Source text.
################
During his first term, Trump expressed frustration that his generals did not demonstrate the kind of personal loyalty he believed Hitler's generals had shown. Former White House Chief of Staff John Kelly reported that Trump repeatedly said he wanted "the kind of generals that Hitler had" and commented that "Hitler did some good things." These statements, while alarming to military professionals and scholars of authoritarianism, did not translate into systematic changes to military leadership structures during that first term. Institutional guardrails, combined with resistance from senior officials including Kelly, former Secretary of Defense James Mattis, and former Chairman of the Joint Chiefs Mark Milley, prevented Trump from fundamentally altering the military's constitutional role. The question facing observers in 2025 is whether those guardrails remain sufficient as Trump pursues a far more aggressive agenda backed by carefully selected loyalists rather than institutionalists.
The purge of military leadership
Trump's second term began with an unprecedented wave of senior officer dismissals that represents the most extensive peacetime purge of military leadership in American history. Within hours of his January 20, 2025 inauguration, Trump fired Admiral Linda Fagan, the Commandant of the Coast Guard and the first woman to lead a branch of the armed forces, giving her three hours to vacate her residence. This immediate action signaled that concerns about systematic purges that had been dismissed as alarmist speculation during the transition were instead operational plans.
On February 21, 2025, Trump fired General Charles Q. Brown Jr., the Chairman of the Joint Chiefs of Staff, who had served only sixteen months of his four-year term. The position of Chairman traditionally spans presidential administrations specifically to maintain military continuity and insulate the role from political considerations. No Chairman in American history had previously been fired mid-term. Within days, Trump also removed Admiral Lisa Franchetti, the first woman to serve as Chief of Naval Operations, and General James Slife, Vice Chief of Staff of the Air Force. Secretary of Defense Pete Hegseth, appointed for his loyalty rather than traditional qualifications for the position, justified these removals by characterizing the officers as products or promoters of diversity, equity and inclusion programs. His explicit message that Black and female officers would no longer lead at senior levels represented an abandonment of even nominal adherence to merit-based selection principles.
The firings extended beyond the most senior positions to include the military's top legal officers. Trump and Hegseth dismissed the Judge Advocates General of the Army, Navy and Air Force, eliminating the very officers responsible for advising commanders whether presidential orders comply with military law and the Constitution. Former military prosecutors observed that firing the lawyers represents a prerequisite step for leaders planning to issue unlawful orders. Senator Jack Reed, ranking Democrat on the Armed Services Committee, stated that the purge was designed to ensure everyone in the Department of Defense was "beholden to the president, not to the Constitution," describing the removal of military lawyers as particularly alarming since "if you're going to break the law, the first thing you do is you get rid of the lawyers."
################
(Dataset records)

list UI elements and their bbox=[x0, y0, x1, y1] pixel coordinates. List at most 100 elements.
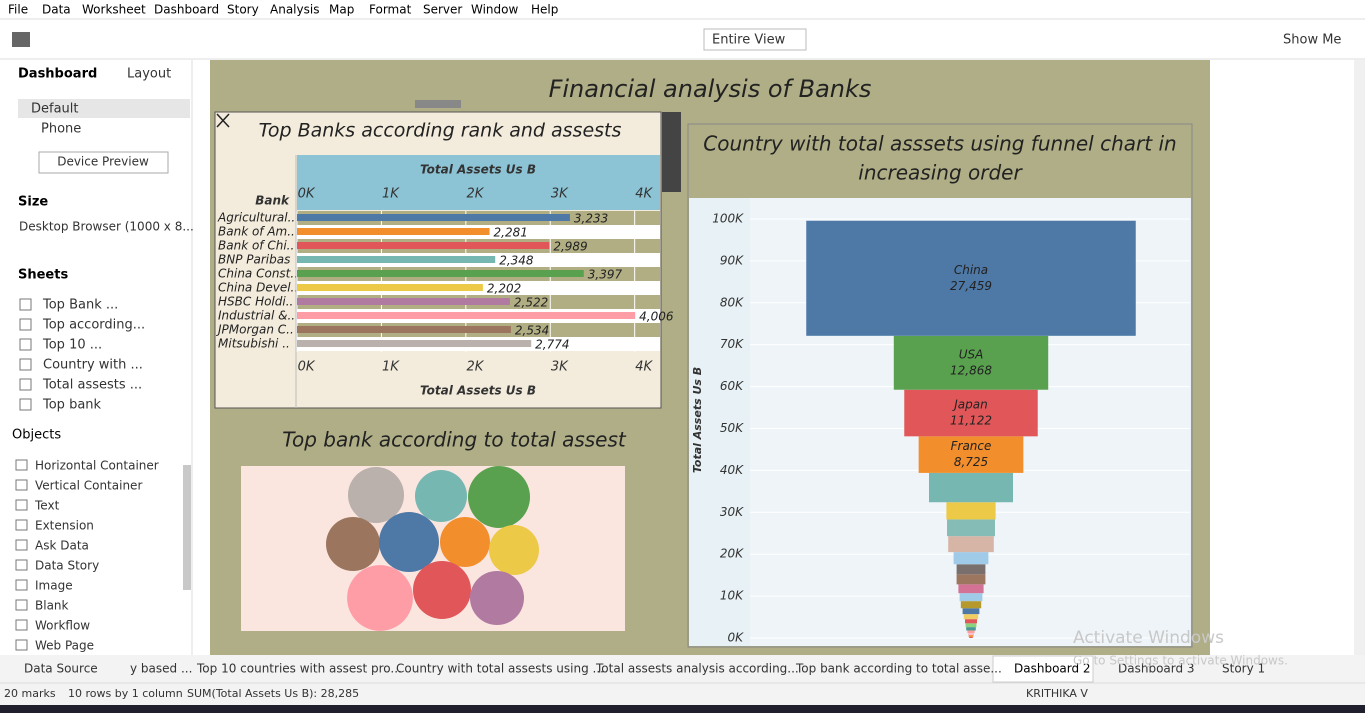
x-tick-label: 1K bbox=[382, 187, 400, 202]
panel-tools[interactable] bbox=[662, 112, 681, 192]
y-tick-label: 100K bbox=[712, 211, 744, 225]
object[interactable]: Web Page bbox=[35, 639, 94, 653]
y-tick-label: 70K bbox=[720, 337, 744, 351]
object[interactable]: Horizontal Container bbox=[35, 459, 159, 473]
object[interactable]: Image bbox=[35, 579, 73, 593]
axis-title: Total Assets Us B bbox=[691, 367, 704, 473]
sheet-tab[interactable]: Dashboard 2 bbox=[1014, 662, 1091, 676]
sheet[interactable]: Top bank bbox=[42, 398, 102, 413]
funnel-segment bbox=[948, 536, 994, 553]
funnel-segment bbox=[963, 614, 979, 620]
funnel-segment bbox=[967, 630, 975, 633]
menu-item[interactable]: Format bbox=[369, 3, 412, 17]
active-tab[interactable] bbox=[992, 655, 1094, 683]
object[interactable]: Extension bbox=[35, 519, 94, 533]
menu-item[interactable]: Dashboard bbox=[154, 3, 219, 17]
funnel-segment bbox=[918, 436, 1024, 473]
sheet-tab[interactable]: Data Source bbox=[24, 662, 98, 676]
bubble bbox=[440, 517, 490, 567]
funnel-segment bbox=[893, 335, 1049, 390]
y-tick-label: China Const.. bbox=[218, 267, 298, 281]
y-tick-label: 50K bbox=[720, 421, 744, 435]
object[interactable]: Ask Data bbox=[35, 539, 89, 553]
sheet-icon bbox=[19, 398, 32, 411]
sheet[interactable]: Top according... bbox=[42, 318, 145, 333]
x-tick-label: 4K bbox=[635, 187, 653, 202]
menu-item[interactable]: Worksheet bbox=[82, 3, 146, 17]
drag-handle[interactable] bbox=[415, 100, 461, 108]
y-tick-label: 30K bbox=[720, 505, 744, 519]
y-tick-label: 80K bbox=[720, 295, 744, 309]
panel-tab[interactable]: Layout bbox=[127, 67, 171, 82]
chart-title: Top Banks according rank and assests bbox=[259, 120, 622, 142]
home-icon[interactable] bbox=[12, 32, 30, 47]
sheet-tab[interactable]: Story 1 bbox=[1222, 662, 1265, 676]
funnel-segment bbox=[953, 552, 989, 565]
segment-label: USA bbox=[959, 347, 984, 361]
object[interactable]: Vertical Container bbox=[35, 479, 142, 493]
object[interactable]: Text bbox=[34, 499, 60, 513]
menu-item[interactable]: Window bbox=[471, 3, 519, 17]
bar bbox=[297, 256, 496, 263]
object[interactable]: Blank bbox=[35, 599, 69, 613]
bubble bbox=[489, 525, 539, 575]
bar bbox=[297, 242, 550, 249]
bar bbox=[297, 312, 636, 319]
section-heading: Sheets bbox=[18, 268, 68, 283]
x-tick-label: 3K bbox=[551, 187, 569, 202]
sheet-tab[interactable]: Total assests analysis according... bbox=[595, 662, 799, 676]
menu-item[interactable]: Analysis bbox=[270, 3, 319, 17]
device[interactable]: Phone bbox=[41, 122, 81, 137]
menu-item[interactable]: Server bbox=[423, 3, 462, 17]
sheet-icon bbox=[19, 298, 32, 311]
user-name[interactable]: KRITHIKA V bbox=[1026, 687, 1088, 700]
bar bbox=[297, 284, 483, 291]
y-tick-label: Bank of Chi.. bbox=[218, 239, 294, 253]
data-label: 2,348 bbox=[499, 254, 534, 268]
menu-item[interactable]: Map bbox=[329, 3, 354, 17]
close-icon[interactable] bbox=[216, 113, 230, 128]
menu-item[interactable]: Help bbox=[531, 3, 558, 17]
y-tick-label: Agricultural.. bbox=[217, 211, 295, 225]
y-tick-label: 60K bbox=[720, 379, 744, 393]
sheet-tab[interactable]: Dashboard 3 bbox=[1118, 662, 1195, 676]
view-select[interactable]: Entire View bbox=[712, 33, 786, 48]
scrollbar bbox=[183, 465, 191, 590]
selected-device bbox=[18, 99, 190, 118]
device-preview-button[interactable] bbox=[38, 151, 169, 174]
sheet-tab[interactable]: Top 10 countries with assest pro... bbox=[196, 662, 402, 676]
bubble bbox=[379, 512, 439, 572]
bottom-bar bbox=[0, 655, 1365, 705]
device[interactable]: Default bbox=[31, 102, 79, 117]
bar bbox=[297, 340, 532, 347]
object[interactable]: Data Story bbox=[35, 559, 99, 573]
sheet[interactable]: Total assests ... bbox=[42, 378, 142, 393]
sheet-icon bbox=[19, 318, 32, 331]
sheet-tab[interactable]: Country with total assests using ... bbox=[396, 662, 604, 676]
y-tick-label: HSBC Holdi.. bbox=[218, 295, 293, 309]
sheet[interactable]: Top 10 ... bbox=[42, 338, 102, 353]
sheet[interactable]: Country with ... bbox=[43, 358, 143, 373]
button-label[interactable]: Device Preview bbox=[57, 155, 149, 169]
funnel-segment bbox=[966, 627, 976, 631]
sheet-icon bbox=[19, 358, 32, 371]
sheet-tab[interactable]: Top bank according to total asse... bbox=[795, 662, 1002, 676]
sheet[interactable]: Top Bank ... bbox=[42, 298, 118, 313]
object[interactable]: Workflow bbox=[35, 619, 90, 633]
menu-item[interactable]: Data bbox=[42, 3, 71, 17]
panel-tab[interactable]: Dashboard bbox=[18, 67, 97, 82]
bar bbox=[297, 298, 510, 305]
view-dropdown[interactable] bbox=[703, 28, 807, 51]
x-tick-label: 2K bbox=[466, 187, 484, 202]
y-tick-label: JPMorgan C.. bbox=[216, 323, 294, 337]
show-me[interactable]: Show Me bbox=[1283, 33, 1341, 48]
sheet-tab[interactable]: y based ... bbox=[130, 662, 192, 676]
size-select[interactable]: Desktop Browser (1000 x 8... bbox=[19, 220, 194, 234]
watermark: Activate Windows bbox=[1073, 628, 1224, 648]
menu-item[interactable]: Story bbox=[227, 3, 259, 17]
x-tick-label: 2K bbox=[466, 360, 484, 375]
menu-item[interactable]: File bbox=[8, 3, 28, 17]
y-tick-label: 10K bbox=[720, 589, 744, 603]
bubble bbox=[470, 571, 524, 625]
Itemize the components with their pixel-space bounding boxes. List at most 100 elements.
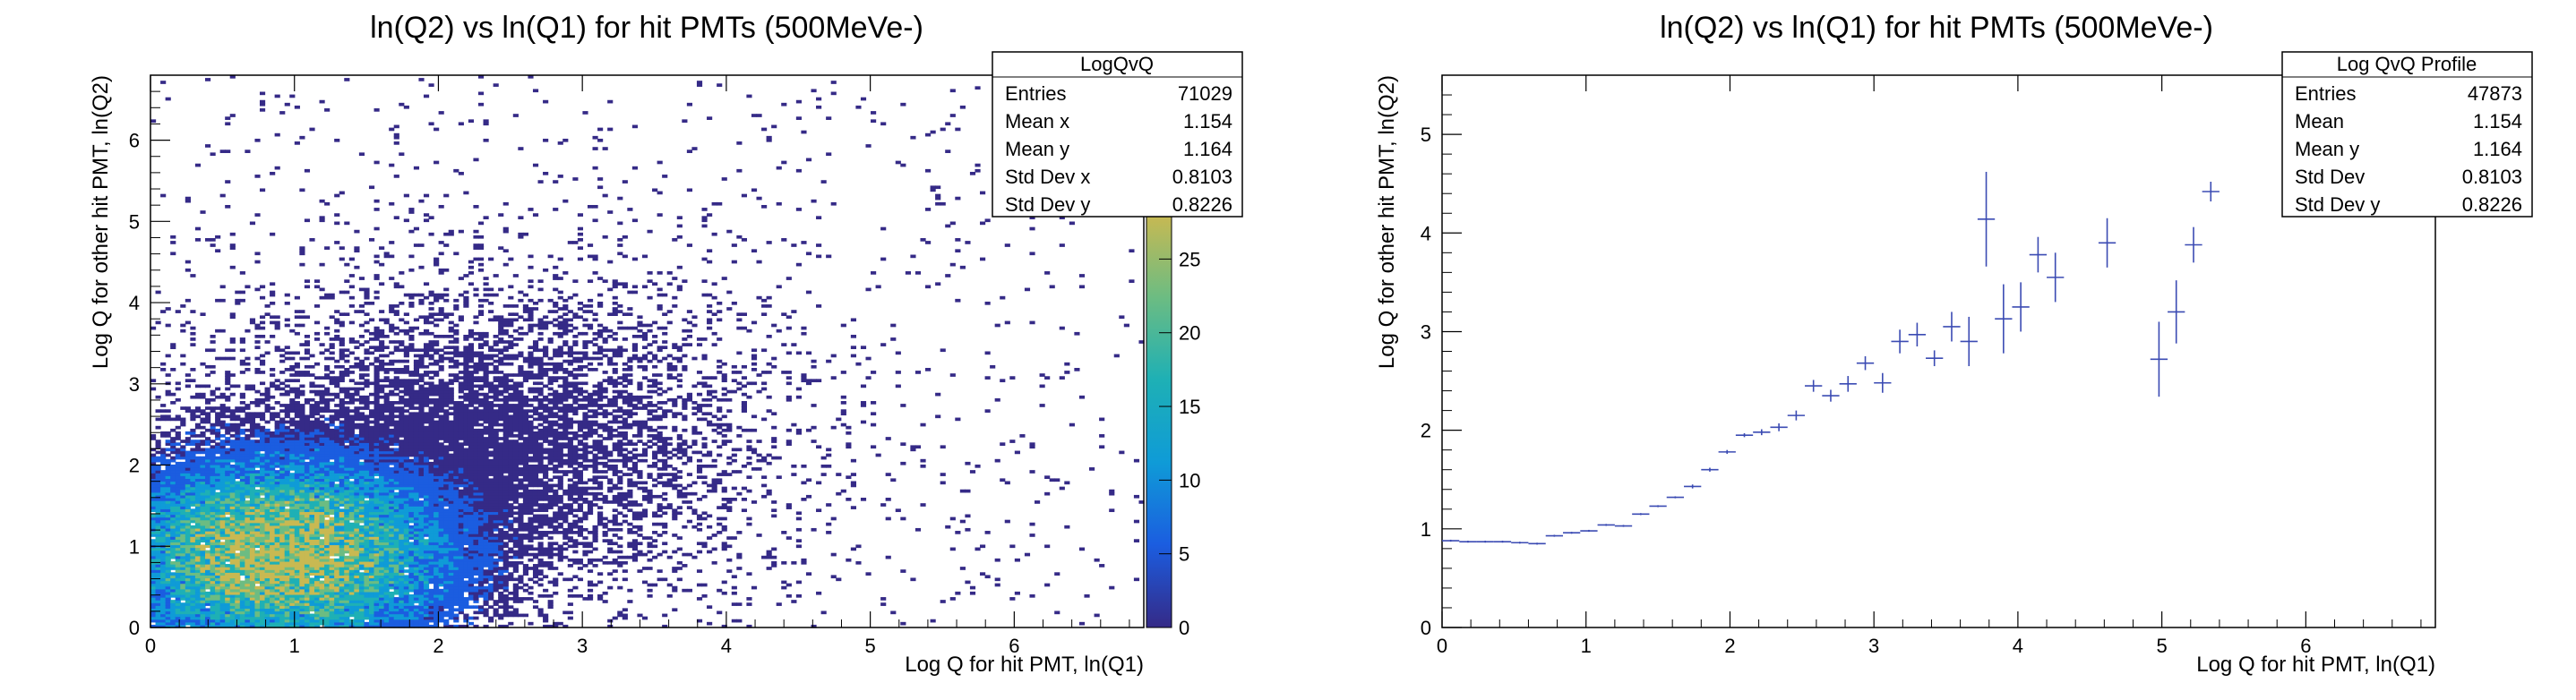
heatmap-cell xyxy=(383,434,390,438)
heatmap-cell xyxy=(254,624,261,628)
heatmap-cell xyxy=(329,580,335,585)
heatmap-cell xyxy=(294,483,300,488)
heatmap-cell xyxy=(254,464,261,468)
heatmap-cell xyxy=(413,445,420,449)
heatmap-cell xyxy=(393,619,399,623)
heatmap-cell xyxy=(235,486,241,491)
heatmap-cell xyxy=(334,511,340,516)
heatmap-cell xyxy=(399,575,405,579)
heatmap-cell xyxy=(204,458,211,463)
heatmap-cell xyxy=(170,252,176,256)
heatmap-cell xyxy=(204,564,211,568)
heatmap-cell xyxy=(229,315,236,320)
heatmap-cell xyxy=(264,406,270,410)
heatmap-cell xyxy=(313,503,321,507)
heatmap-cell xyxy=(259,478,266,482)
heatmap-cell xyxy=(319,453,325,457)
heatmap-cell xyxy=(190,417,196,422)
heatmap-cell xyxy=(215,235,221,239)
heatmap-cell xyxy=(165,621,171,626)
heatmap-cell xyxy=(348,593,355,598)
heatmap-cell xyxy=(175,567,181,570)
heatmap-cell xyxy=(279,387,286,391)
heatmap-cell xyxy=(180,602,186,606)
heatmap-cell xyxy=(274,458,280,463)
heatmap-cell xyxy=(399,478,405,482)
heatmap-cell xyxy=(374,602,380,606)
heatmap-cell xyxy=(299,389,305,394)
heatmap-cell xyxy=(249,414,256,419)
heatmap-cell xyxy=(284,572,290,576)
heatmap-cell xyxy=(200,516,206,521)
heatmap-cell xyxy=(200,500,206,504)
heatmap-cell xyxy=(319,442,325,446)
heatmap-cell xyxy=(389,539,395,542)
heatmap-cell xyxy=(245,464,251,468)
heatmap-cell xyxy=(235,516,241,521)
heatmap-cell xyxy=(194,498,202,501)
heatmap-cell xyxy=(284,575,290,579)
heatmap-cell xyxy=(165,547,171,551)
heatmap-cell xyxy=(204,78,211,81)
heatmap-cell xyxy=(393,527,399,532)
heatmap-cell xyxy=(180,362,186,366)
heatmap-cell xyxy=(204,536,211,540)
heatmap-cell xyxy=(219,149,226,153)
heatmap-cell xyxy=(299,420,305,424)
heatmap-cell xyxy=(344,478,350,482)
heatmap-cell xyxy=(393,580,399,585)
heatmap-cell xyxy=(170,481,176,485)
heatmap-cell xyxy=(329,593,335,598)
heatmap-cell xyxy=(399,569,405,573)
heatmap-cell xyxy=(284,464,290,468)
heatmap-cell xyxy=(309,384,315,388)
heatmap-cell xyxy=(408,489,415,493)
heatmap-cell xyxy=(254,610,261,615)
heatmap-cell xyxy=(219,564,226,568)
heatmap-cell xyxy=(289,508,296,513)
heatmap-cell xyxy=(190,494,196,499)
heatmap-cell xyxy=(368,401,375,405)
heatmap-cell xyxy=(319,608,325,612)
heatmap-cell xyxy=(319,428,325,432)
heatmap-cell xyxy=(279,486,286,491)
heatmap-cell xyxy=(215,619,221,623)
heatmap-cell xyxy=(219,453,226,457)
heatmap-cell xyxy=(418,376,425,380)
heatmap-cell xyxy=(364,542,370,546)
heatmap-cell xyxy=(294,310,300,313)
heatmap-cell xyxy=(324,442,331,446)
heatmap-cell xyxy=(259,624,266,628)
heatmap-cell xyxy=(235,522,241,526)
heatmap-cell xyxy=(399,539,405,542)
heatmap-cell xyxy=(418,506,425,509)
heatmap-cell xyxy=(215,406,221,410)
heatmap-cell xyxy=(313,555,321,559)
heatmap-cell xyxy=(313,467,321,471)
heatmap-cell xyxy=(175,539,181,542)
heatmap-cell xyxy=(383,442,390,446)
heatmap-cell xyxy=(270,498,276,501)
heatmap-cell xyxy=(389,498,395,501)
heatmap-cell xyxy=(408,329,415,333)
heatmap-cell xyxy=(279,572,286,576)
heatmap-cell xyxy=(408,481,415,485)
heatmap-cell xyxy=(418,514,425,518)
heatmap-cell xyxy=(383,534,390,537)
heatmap-cell xyxy=(294,295,300,300)
heatmap-cell xyxy=(259,483,266,488)
heatmap-cell xyxy=(329,450,335,455)
heatmap-cell xyxy=(284,588,290,593)
heatmap-cell xyxy=(408,379,415,383)
heatmap-cell xyxy=(393,483,399,488)
heatmap-cell xyxy=(334,464,340,468)
heatmap-cell xyxy=(259,519,266,524)
heatmap-cell xyxy=(368,616,375,620)
heatmap-cell xyxy=(309,440,315,443)
heatmap-cell xyxy=(299,453,305,457)
heatmap-cell xyxy=(403,613,409,618)
heatmap-cell xyxy=(215,478,221,482)
heatmap-cell xyxy=(289,453,296,457)
heatmap-cell xyxy=(408,605,415,610)
heatmap-cell xyxy=(358,461,365,465)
################
Please extract, word for word, the part of the military leadership text between "The purge of" and "instead operational plans.", inclusive.

Task result.
The purge of military leadership
Trump's second term began with an unprecedented wave of senior officer dismissals that represents the most extensive peacetime purge of military leadership in American history. Within hours of his January 20, 2025 inauguration, Trump fired Admiral Linda Fagan, the Commandant of the Coast Guard and the first woman to lead a branch of the armed forces, giving her three hours to vacate her residence. This immediate action signaled that concerns about systematic purges that had been dismissed as alarmist speculation during the transition were instead operational plans.